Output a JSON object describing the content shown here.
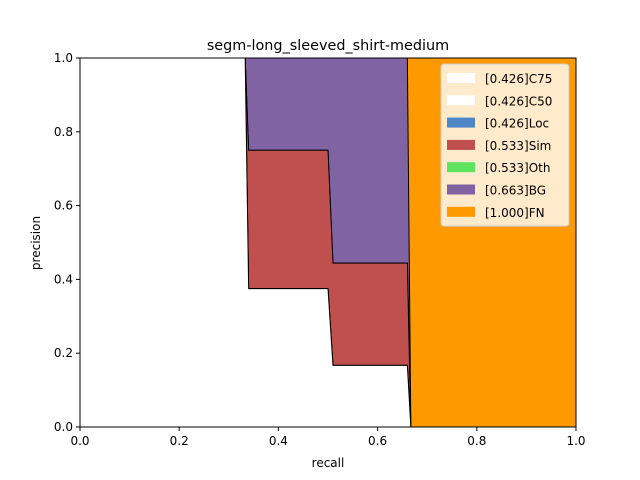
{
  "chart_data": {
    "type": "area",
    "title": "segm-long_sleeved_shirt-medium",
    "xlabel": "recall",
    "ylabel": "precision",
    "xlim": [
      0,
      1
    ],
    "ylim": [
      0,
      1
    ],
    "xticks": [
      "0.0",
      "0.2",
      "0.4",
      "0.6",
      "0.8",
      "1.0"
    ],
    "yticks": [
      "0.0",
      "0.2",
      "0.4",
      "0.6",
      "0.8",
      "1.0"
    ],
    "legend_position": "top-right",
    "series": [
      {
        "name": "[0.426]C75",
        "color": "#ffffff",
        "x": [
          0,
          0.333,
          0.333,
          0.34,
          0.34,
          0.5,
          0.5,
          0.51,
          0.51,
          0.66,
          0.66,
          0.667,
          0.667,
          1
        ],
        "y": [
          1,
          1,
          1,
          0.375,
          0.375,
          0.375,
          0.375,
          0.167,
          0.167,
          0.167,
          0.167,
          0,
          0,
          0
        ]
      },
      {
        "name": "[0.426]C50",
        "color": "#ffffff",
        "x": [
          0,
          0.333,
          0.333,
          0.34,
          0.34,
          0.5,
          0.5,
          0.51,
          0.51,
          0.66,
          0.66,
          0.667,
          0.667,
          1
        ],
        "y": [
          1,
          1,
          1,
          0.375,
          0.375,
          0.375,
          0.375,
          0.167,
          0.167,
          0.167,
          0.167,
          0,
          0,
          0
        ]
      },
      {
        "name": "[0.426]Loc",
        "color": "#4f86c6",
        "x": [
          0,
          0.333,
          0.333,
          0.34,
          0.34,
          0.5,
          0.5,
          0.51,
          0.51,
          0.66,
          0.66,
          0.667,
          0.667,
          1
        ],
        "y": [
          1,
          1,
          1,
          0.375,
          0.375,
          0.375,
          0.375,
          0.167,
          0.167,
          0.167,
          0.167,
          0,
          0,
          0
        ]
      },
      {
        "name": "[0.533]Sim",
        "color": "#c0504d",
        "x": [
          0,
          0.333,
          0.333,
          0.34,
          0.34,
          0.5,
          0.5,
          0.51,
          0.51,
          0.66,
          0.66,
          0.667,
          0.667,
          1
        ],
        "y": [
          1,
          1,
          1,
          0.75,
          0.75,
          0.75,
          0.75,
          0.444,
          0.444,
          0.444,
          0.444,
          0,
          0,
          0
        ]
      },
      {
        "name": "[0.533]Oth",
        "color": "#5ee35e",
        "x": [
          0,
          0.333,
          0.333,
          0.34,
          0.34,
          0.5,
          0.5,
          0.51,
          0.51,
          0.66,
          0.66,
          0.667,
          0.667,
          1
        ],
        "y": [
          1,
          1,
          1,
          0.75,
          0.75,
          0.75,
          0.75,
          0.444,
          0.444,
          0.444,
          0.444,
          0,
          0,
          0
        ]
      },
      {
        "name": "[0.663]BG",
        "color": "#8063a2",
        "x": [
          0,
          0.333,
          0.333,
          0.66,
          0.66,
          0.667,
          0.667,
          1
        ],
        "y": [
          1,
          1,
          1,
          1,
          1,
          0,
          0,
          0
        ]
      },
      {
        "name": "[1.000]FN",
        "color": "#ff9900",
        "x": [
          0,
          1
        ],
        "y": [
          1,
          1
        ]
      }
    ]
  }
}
==*==
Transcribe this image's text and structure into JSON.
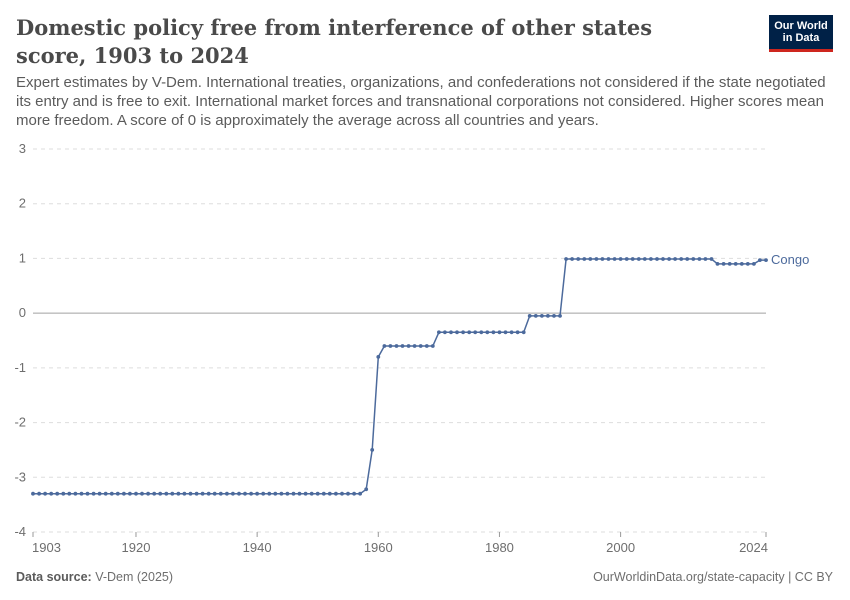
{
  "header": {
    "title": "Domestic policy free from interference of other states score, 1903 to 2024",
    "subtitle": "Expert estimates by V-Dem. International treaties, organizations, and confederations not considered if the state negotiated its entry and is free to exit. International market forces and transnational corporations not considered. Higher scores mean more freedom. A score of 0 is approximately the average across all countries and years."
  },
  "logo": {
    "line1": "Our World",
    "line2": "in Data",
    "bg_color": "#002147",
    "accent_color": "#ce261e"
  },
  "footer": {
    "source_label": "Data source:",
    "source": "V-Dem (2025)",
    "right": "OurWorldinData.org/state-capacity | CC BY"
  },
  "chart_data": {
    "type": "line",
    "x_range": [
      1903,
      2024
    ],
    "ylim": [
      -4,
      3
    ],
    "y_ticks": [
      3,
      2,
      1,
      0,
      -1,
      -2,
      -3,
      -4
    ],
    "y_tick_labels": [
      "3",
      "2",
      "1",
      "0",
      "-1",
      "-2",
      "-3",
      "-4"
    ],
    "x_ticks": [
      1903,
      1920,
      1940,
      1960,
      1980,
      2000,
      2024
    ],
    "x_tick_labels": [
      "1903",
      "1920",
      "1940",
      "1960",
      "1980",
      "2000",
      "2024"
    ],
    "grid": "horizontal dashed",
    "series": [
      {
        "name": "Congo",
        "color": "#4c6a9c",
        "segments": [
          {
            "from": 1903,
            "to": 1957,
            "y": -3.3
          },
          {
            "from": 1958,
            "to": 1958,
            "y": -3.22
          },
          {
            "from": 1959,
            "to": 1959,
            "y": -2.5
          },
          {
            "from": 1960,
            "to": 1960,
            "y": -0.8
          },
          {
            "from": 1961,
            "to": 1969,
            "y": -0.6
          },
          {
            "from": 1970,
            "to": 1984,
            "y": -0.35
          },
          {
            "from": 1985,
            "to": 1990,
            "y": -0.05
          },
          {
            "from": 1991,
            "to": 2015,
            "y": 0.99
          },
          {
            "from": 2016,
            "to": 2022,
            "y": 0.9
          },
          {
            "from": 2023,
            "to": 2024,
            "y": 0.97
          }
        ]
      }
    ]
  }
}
==*==
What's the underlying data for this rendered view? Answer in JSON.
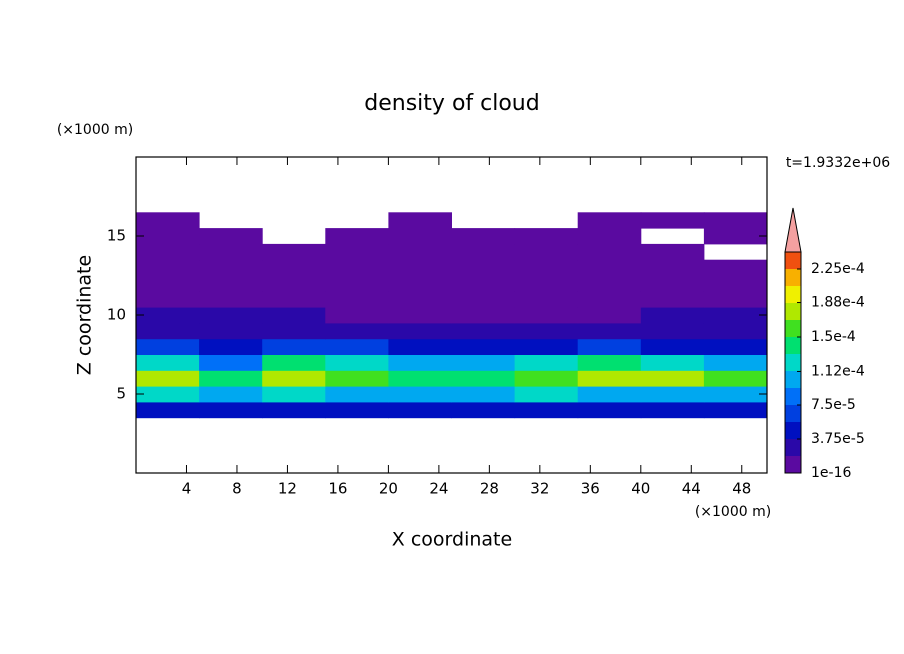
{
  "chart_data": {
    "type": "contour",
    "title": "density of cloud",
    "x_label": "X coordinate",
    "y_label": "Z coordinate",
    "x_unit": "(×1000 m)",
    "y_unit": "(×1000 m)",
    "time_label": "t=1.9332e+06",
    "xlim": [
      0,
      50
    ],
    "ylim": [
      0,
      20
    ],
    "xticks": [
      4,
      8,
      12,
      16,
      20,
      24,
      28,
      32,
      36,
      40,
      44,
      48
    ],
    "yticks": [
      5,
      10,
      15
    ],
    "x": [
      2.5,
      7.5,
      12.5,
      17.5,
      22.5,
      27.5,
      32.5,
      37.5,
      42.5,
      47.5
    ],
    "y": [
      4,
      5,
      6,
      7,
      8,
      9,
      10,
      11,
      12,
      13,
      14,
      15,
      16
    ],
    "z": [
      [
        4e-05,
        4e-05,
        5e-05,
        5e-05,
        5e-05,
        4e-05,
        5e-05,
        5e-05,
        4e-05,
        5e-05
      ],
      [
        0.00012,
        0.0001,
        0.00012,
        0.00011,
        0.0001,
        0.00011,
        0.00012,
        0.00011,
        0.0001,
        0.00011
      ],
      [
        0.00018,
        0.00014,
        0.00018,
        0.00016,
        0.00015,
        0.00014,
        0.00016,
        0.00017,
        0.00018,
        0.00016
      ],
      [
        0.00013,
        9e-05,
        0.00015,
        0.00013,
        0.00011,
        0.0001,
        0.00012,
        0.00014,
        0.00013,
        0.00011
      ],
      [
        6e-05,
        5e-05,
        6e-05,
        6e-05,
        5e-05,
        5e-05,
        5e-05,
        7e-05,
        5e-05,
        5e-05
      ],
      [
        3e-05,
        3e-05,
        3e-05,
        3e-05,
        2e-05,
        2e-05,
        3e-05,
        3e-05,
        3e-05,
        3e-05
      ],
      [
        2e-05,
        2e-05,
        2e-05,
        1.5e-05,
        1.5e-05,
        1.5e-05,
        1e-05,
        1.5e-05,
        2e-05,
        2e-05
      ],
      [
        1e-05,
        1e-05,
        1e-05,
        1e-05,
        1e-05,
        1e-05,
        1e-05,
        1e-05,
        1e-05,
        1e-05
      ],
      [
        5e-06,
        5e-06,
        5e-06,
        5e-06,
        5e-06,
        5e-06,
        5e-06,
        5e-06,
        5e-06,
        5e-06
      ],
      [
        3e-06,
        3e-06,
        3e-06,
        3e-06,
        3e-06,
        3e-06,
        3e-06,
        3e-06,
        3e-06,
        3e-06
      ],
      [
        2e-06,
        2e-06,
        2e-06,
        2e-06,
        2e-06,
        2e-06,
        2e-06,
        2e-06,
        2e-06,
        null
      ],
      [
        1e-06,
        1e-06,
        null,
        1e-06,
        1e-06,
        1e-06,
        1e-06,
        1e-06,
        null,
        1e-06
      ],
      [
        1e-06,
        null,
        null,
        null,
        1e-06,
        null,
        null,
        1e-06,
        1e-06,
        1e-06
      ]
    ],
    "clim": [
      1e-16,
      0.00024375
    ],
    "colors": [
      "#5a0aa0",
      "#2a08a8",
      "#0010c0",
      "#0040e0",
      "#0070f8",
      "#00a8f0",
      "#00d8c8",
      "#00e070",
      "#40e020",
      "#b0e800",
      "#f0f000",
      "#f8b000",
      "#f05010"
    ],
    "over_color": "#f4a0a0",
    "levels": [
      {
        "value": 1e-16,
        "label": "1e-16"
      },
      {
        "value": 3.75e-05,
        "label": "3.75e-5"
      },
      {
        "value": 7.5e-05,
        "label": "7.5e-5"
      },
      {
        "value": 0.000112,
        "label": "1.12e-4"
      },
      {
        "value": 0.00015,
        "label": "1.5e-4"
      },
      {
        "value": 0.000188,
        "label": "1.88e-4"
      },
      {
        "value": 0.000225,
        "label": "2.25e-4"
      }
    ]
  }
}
==*==
→ **WHAT IS REQUIRED**: Out of the preceding entries, pull every line containing the string "coordinate".

→ **SOLUTION**:
    "x_label": "X coordinate",
    "y_label": "Z coordinate",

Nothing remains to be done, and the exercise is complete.